Your instructions:
Word for word, restate every line of the material.

[Dataset listings of figures]
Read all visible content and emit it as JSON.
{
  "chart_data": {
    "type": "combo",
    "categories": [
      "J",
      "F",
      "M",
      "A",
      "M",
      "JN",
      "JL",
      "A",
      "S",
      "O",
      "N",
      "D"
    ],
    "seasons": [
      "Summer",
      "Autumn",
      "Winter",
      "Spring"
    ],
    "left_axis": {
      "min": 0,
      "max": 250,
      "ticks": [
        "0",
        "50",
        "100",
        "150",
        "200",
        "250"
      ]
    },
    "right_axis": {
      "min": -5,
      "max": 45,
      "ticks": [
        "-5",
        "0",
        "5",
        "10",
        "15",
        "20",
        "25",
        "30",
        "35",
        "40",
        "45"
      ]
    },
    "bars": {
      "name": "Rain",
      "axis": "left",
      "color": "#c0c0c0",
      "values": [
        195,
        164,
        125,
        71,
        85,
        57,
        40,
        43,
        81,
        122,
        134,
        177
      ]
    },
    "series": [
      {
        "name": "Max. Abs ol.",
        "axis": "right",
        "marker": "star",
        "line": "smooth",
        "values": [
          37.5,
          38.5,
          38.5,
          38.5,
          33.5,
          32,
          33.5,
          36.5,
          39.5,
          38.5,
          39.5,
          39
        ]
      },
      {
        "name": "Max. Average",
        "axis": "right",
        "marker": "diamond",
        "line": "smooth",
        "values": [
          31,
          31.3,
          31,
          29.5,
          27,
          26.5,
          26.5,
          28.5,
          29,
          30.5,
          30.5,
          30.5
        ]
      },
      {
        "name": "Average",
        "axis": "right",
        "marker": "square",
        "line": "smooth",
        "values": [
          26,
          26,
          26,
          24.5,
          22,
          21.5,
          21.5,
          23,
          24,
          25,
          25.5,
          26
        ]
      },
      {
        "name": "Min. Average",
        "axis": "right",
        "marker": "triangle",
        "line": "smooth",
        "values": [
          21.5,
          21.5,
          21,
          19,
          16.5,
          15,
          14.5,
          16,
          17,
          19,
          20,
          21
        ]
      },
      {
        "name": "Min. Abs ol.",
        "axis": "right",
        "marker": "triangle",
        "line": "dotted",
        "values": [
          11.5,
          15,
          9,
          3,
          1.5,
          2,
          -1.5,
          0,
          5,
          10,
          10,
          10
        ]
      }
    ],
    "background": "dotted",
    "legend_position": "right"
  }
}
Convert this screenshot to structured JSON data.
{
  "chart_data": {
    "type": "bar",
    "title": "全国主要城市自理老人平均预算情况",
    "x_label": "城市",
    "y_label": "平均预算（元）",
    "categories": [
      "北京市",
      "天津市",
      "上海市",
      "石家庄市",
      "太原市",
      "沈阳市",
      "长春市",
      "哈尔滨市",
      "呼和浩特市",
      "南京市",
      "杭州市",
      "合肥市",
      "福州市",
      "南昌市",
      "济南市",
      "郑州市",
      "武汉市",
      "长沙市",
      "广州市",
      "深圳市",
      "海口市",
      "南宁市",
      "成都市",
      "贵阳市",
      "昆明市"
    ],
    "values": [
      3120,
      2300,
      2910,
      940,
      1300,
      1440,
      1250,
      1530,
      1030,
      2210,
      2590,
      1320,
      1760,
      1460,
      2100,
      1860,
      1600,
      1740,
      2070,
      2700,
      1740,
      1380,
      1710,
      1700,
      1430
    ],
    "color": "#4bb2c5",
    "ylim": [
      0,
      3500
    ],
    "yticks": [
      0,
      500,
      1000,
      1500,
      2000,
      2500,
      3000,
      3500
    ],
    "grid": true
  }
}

The answer:
Read all visible content and emit it as JSON.
{
  "chart_data": {
    "type": "combo",
    "categories": [
      "J",
      "F",
      "M",
      "A",
      "M",
      "JN",
      "JL",
      "A",
      "S",
      "O",
      "N",
      "D"
    ],
    "seasons": [
      "Summer",
      "Autumn",
      "Winter",
      "Spring"
    ],
    "left_axis": {
      "min": 0,
      "max": 250,
      "ticks": [
        "0",
        "50",
        "100",
        "150",
        "200",
        "250"
      ]
    },
    "right_axis": {
      "min": -5,
      "max": 45,
      "ticks": [
        "-5",
        "0",
        "5",
        "10",
        "15",
        "20",
        "25",
        "30",
        "35",
        "40",
        "45"
      ]
    },
    "bars": {
      "name": "Rain",
      "axis": "left",
      "color": "#c0c0c0",
      "values": [
        195,
        164,
        125,
        71,
        85,
        57,
        40,
        43,
        81,
        122,
        134,
        177
      ]
    },
    "series": [
      {
        "name": "Max. Abs ol.",
        "axis": "right",
        "marker": "star",
        "line": "smooth",
        "values": [
          37.5,
          38.5,
          38.5,
          38.5,
          33.5,
          32,
          33.5,
          36.5,
          39.5,
          38.5,
          39.5,
          39
        ]
      },
      {
        "name": "Max. Average",
        "axis": "right",
        "marker": "diamond",
        "line": "smooth",
        "values": [
          31,
          31.3,
          31,
          29.5,
          27,
          26.5,
          26.5,
          28.5,
          29,
          30.5,
          30.5,
          30.5
        ]
      },
      {
        "name": "Average",
        "axis": "right",
        "marker": "square",
        "line": "smooth",
        "values": [
          26,
          26,
          26,
          24.5,
          22,
          21.5,
          21.5,
          23,
          24,
          25,
          25.5,
          26
        ]
      },
      {
        "name": "Min. Average",
        "axis": "right",
        "marker": "triangle",
        "line": "smooth",
        "values": [
          21.5,
          21.5,
          21,
          19,
          16.5,
          15,
          14.5,
          16,
          17,
          19,
          20,
          21
        ]
      },
      {
        "name": "Min. Abs ol.",
        "axis": "right",
        "marker": "triangle",
        "line": "dotted",
        "values": [
          11.5,
          15,
          9,
          3,
          1.5,
          2,
          -1.5,
          0,
          5,
          10,
          10,
          10
        ]
      }
    ],
    "background": "dotted",
    "legend_position": "right"
  }
}
Convert this screenshot to structured JSON data.
{
  "chart_data": {
    "type": "bar",
    "title": "全国主要城市自理老人平均预算情况",
    "x_label": "城市",
    "y_label": "平均预算（元）",
    "categories": [
      "北京市",
      "天津市",
      "上海市",
      "石家庄市",
      "太原市",
      "沈阳市",
      "长春市",
      "哈尔滨市",
      "呼和浩特市",
      "南京市",
      "杭州市",
      "合肥市",
      "福州市",
      "南昌市",
      "济南市",
      "郑州市",
      "武汉市",
      "长沙市",
      "广州市",
      "深圳市",
      "海口市",
      "南宁市",
      "成都市",
      "贵阳市",
      "昆明市"
    ],
    "values": [
      3120,
      2300,
      2910,
      940,
      1300,
      1440,
      1250,
      1530,
      1030,
      2210,
      2590,
      1320,
      1760,
      1460,
      2100,
      1860,
      1600,
      1740,
      2070,
      2700,
      1740,
      1380,
      1710,
      1700,
      1430
    ],
    "color": "#4bb2c5",
    "ylim": [
      0,
      3500
    ],
    "yticks": [
      0,
      500,
      1000,
      1500,
      2000,
      2500,
      3000,
      3500
    ],
    "grid": true
  }
}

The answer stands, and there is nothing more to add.